*Text to read*:
Thrillingly shot in Cinemascope in and around the Grand Canyon, director Don Siegel’s actioner Edge of Eternity (1959) stars Cornel Wilde as a hard-jawed deputy with a past, suddenly dealing with a plague of murders. There’s mystery, there’s romance (Victoria Shaw is the tough, attractive woman with whom Wilde teams), and above all there are thrills, including a climax shot by legendary cinematographer Burnett Guffey to rival any cliffhanger ever put on screen. Daniele Amfitheatrof’s score – available on this Twilight Time release as an isolated track – provides heightened suspense.
There's something about a movie that knows how to keep things simple that I really appreciate. It's not that I don't like my films complicated filled with nuanced characters, but if the story at hand doesn't call for it, why bloat the film? Don Siegel, much like Howard Hawks, knew how to tell a compelling thriller without bogging the film down with unnecessary character minutia. From 'Riot in Cell Block 11' to 'Invasion of the Body Snatchers' to 'The Escape From Alcatraz,' Siegel knew how to establish characters without having them establish and constantly reestablish their motivations. His 1959 thriller 'Edge of Eternity' starring the always great Cornel Wilde and the terrific Victoria Shaw is another example of how Siegel efficiently and effortlessly managed story and character to create a compelling thriller.

*Information supplied*:
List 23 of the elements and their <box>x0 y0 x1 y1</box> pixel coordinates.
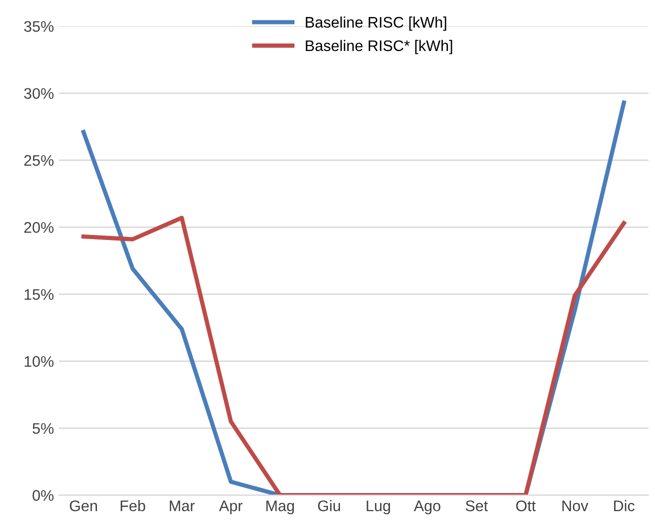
y-tick-label: 30% <box>24 88 54 99</box>
x-tick-label: Giu <box>318 500 340 512</box>
y-tick-label: 25% <box>24 155 54 166</box>
x-tick-label: Lug <box>366 500 390 514</box>
y-tick-label: 5% <box>32 423 54 434</box>
y-tick-label: 35% <box>24 21 54 32</box>
x-tick-label: Ott <box>516 500 536 512</box>
x-tick-label: Dic <box>614 500 635 512</box>
x-tick-label: Ago <box>414 500 440 514</box>
y-tick-label: 20% <box>24 222 54 233</box>
x-tick-label: Apr <box>219 500 243 514</box>
x-tick-label: Mag <box>266 500 294 514</box>
line-series <box>81 216 626 496</box>
y-tick-label: 15% <box>24 289 54 300</box>
legend-label: Baseline RISC [kWh] <box>306 16 446 31</box>
x-tick-label: Mar <box>170 500 195 512</box>
x-tick-label: Feb <box>120 500 146 512</box>
x-tick-label: Nov <box>562 500 588 512</box>
y-tick-label: 0% <box>32 490 54 501</box>
legend-label: Baseline RISC* [kWh] <box>306 40 452 54</box>
x-tick-label: Gen <box>70 500 97 512</box>
y-tick-label: 10% <box>24 356 54 367</box>
x-tick-label: Set <box>466 500 488 512</box>
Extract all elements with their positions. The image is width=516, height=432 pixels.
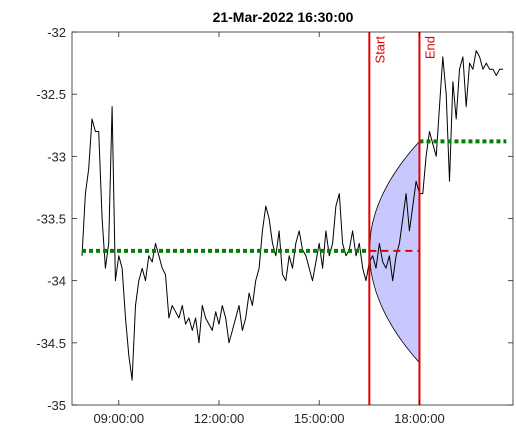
chart-title: 21-Mar-2022 16:30:00 <box>213 9 354 25</box>
y-tick-label-1: -32.5 <box>36 87 66 102</box>
series-line-0 <box>82 51 503 381</box>
y-tick-label-2: -33 <box>47 149 66 164</box>
x-tick-label-3: 18:00:00 <box>394 411 445 426</box>
y-tick-label-6: -35 <box>47 398 66 413</box>
x-tick-label-2: 15:00:00 <box>294 411 345 426</box>
plot-frame <box>72 32 513 405</box>
marker-label-0: Start <box>372 36 387 64</box>
y-tick-label-5: -34.5 <box>36 336 66 351</box>
marker-label-1: End <box>422 36 437 59</box>
y-tick-label-4: -34 <box>47 274 66 289</box>
y-tick-label-0: -32 <box>47 25 66 40</box>
y-tick-label-3: -33.5 <box>36 212 66 227</box>
x-tick-label-1: 12:00:00 <box>194 411 245 426</box>
forecast-cone <box>369 141 419 362</box>
x-tick-label-0: 09:00:00 <box>93 411 144 426</box>
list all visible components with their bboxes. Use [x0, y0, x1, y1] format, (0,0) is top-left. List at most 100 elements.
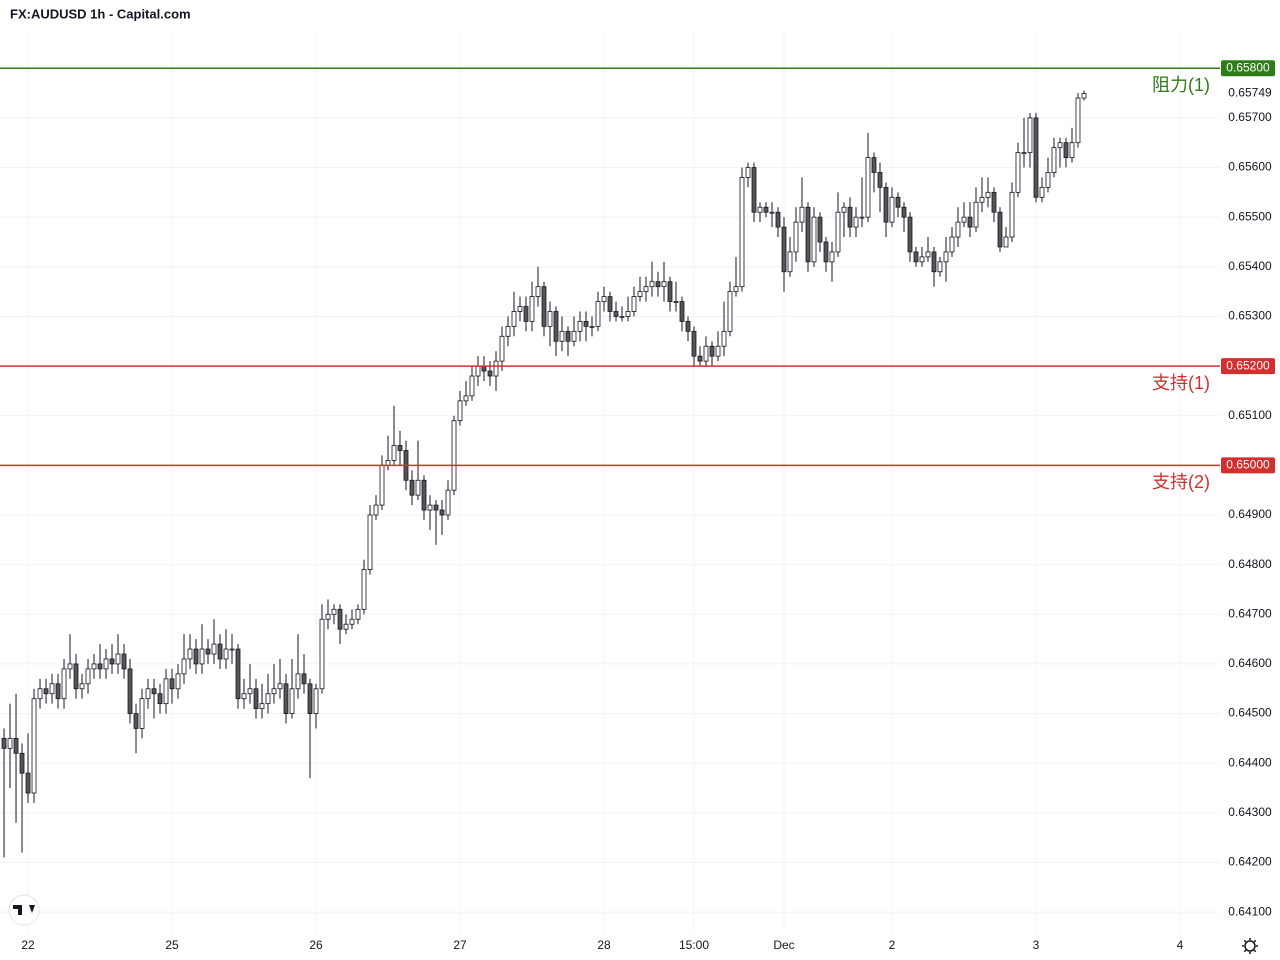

*Directions*:
• 1. Copy the records word for word from their first line through the line containing "y-tick-label: 10% <box>24 356 54 367</box>", inclusive. Leave the pictures out.
• 2. Continue the review of Edge of Eternity after its last sentence.
The film review and the records come from unrelated sources.

*Responses per task*:
• 1.
List 23 of the elements and their <box>x0 y0 x1 y1</box> pixel coordinates.
y-tick-label: 30% <box>24 88 54 99</box>
x-tick-label: Giu <box>318 500 340 512</box>
y-tick-label: 25% <box>24 155 54 166</box>
x-tick-label: Lug <box>366 500 390 514</box>
y-tick-label: 5% <box>32 423 54 434</box>
y-tick-label: 35% <box>24 21 54 32</box>
x-tick-label: Ott <box>516 500 536 512</box>
x-tick-label: Dic <box>614 500 635 512</box>
x-tick-label: Ago <box>414 500 440 514</box>
y-tick-label: 20% <box>24 222 54 233</box>
x-tick-label: Apr <box>219 500 243 514</box>
x-tick-label: Mag <box>266 500 294 514</box>
line-series <box>81 216 626 496</box>
y-tick-label: 15% <box>24 289 54 300</box>
legend-label: Baseline RISC [kWh] <box>306 16 446 31</box>
x-tick-label: Mar <box>170 500 195 512</box>
x-tick-label: Feb <box>120 500 146 512</box>
x-tick-label: Nov <box>562 500 588 512</box>
y-tick-label: 0% <box>32 490 54 501</box>
legend-label: Baseline RISC* [kWh] <box>306 40 452 54</box>
x-tick-label: Gen <box>70 500 97 512</box>
y-tick-label: 10% <box>24 356 54 367</box>

• 2.
Life around the Grand Canyon is pretty simple and slow. Not many people live there year-round, and those who do keep things pretty quiet. That's exactly how Deputy Sheriff Les Martin (Cornel Wilde) likes it. The war effort essentially put the town in a dead standstill and it never really recovered. With the gold mine essentially closed, the only thriving industry is the collection of guano from the numerous bat caves that line the walls of the canyon. Things get exciting when Les meets the beautiful Janice Kendon (Victoria Shaw). Her father is the owner of the shuttered mining operation making her flashy style and fast car something of an oddity. In spite of himself, Les can't help but be more than a little attracted to the woman. Their budding romance is interrupted when a string of mysterious murders threatens the safety of the town - and the security of Les' job. With little time and few clues, Les will have to get to the bottom of this mystery as quickly as he can.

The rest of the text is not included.